Stored data:
++++++

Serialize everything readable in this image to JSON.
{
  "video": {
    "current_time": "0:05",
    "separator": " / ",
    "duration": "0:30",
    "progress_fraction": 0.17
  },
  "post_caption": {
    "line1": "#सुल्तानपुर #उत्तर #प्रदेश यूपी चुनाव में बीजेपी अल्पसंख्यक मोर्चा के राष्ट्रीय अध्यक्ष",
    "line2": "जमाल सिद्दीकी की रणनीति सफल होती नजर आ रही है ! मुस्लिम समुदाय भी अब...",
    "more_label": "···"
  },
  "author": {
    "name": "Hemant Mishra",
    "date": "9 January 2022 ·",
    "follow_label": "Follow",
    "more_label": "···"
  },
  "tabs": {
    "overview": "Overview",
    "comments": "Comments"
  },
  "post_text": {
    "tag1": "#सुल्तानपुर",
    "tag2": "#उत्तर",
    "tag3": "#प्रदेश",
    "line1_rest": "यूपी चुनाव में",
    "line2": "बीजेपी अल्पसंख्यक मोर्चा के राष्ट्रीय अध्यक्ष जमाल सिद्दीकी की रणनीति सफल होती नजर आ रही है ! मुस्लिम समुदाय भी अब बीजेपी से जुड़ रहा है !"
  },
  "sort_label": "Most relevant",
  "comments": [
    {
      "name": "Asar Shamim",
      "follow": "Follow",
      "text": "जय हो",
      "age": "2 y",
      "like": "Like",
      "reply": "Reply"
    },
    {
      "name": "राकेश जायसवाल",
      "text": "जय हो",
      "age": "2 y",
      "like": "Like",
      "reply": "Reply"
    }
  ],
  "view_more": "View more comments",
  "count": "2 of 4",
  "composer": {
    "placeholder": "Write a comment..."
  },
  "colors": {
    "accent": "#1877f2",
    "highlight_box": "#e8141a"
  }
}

++++++

→ Required task
Reproduce each record shown above without altering a single word.

→ Solution to the problem
Serialize everything readable in this image to JSON.
{
  "video": {
    "current_time": "0:05",
    "separator": " / ",
    "duration": "0:30",
    "progress_fraction": 0.17
  },
  "post_caption": {
    "line1": "#सुल्तानपुर #उत्तर #प्रदेश यूपी चुनाव में बीजेपी अल्पसंख्यक मोर्चा के राष्ट्रीय अध्यक्ष",
    "line2": "जमाल सिद्दीकी की रणनीति सफल होती नजर आ रही है ! मुस्लिम समुदाय भी अब...",
    "more_label": "···"
  },
  "author": {
    "name": "Hemant Mishra",
    "date": "9 January 2022 ·",
    "follow_label": "Follow",
    "more_label": "···"
  },
  "tabs": {
    "overview": "Overview",
    "comments": "Comments"
  },
  "post_text": {
    "tag1": "#सुल्तानपुर",
    "tag2": "#उत्तर",
    "tag3": "#प्रदेश",
    "line1_rest": "यूपी चुनाव में",
    "line2": "बीजेपी अल्पसंख्यक मोर्चा के राष्ट्रीय अध्यक्ष जमाल सिद्दीकी की रणनीति सफल होती नजर आ रही है ! मुस्लिम समुदाय भी अब बीजेपी से जुड़ रहा है !"
  },
  "sort_label": "Most relevant",
  "comments": [
    {
      "name": "Asar Shamim",
      "follow": "Follow",
      "text": "जय हो",
      "age": "2 y",
      "like": "Like",
      "reply": "Reply"
    },
    {
      "name": "राकेश जायसवाल",
      "text": "जय हो",
      "age": "2 y",
      "like": "Like",
      "reply": "Reply"
    }
  ],
  "view_more": "View more comments",
  "count": "2 of 4",
  "composer": {
    "placeholder": "Write a comment..."
  },
  "colors": {
    "accent": "#1877f2",
    "highlight_box": "#e8141a"
  }
}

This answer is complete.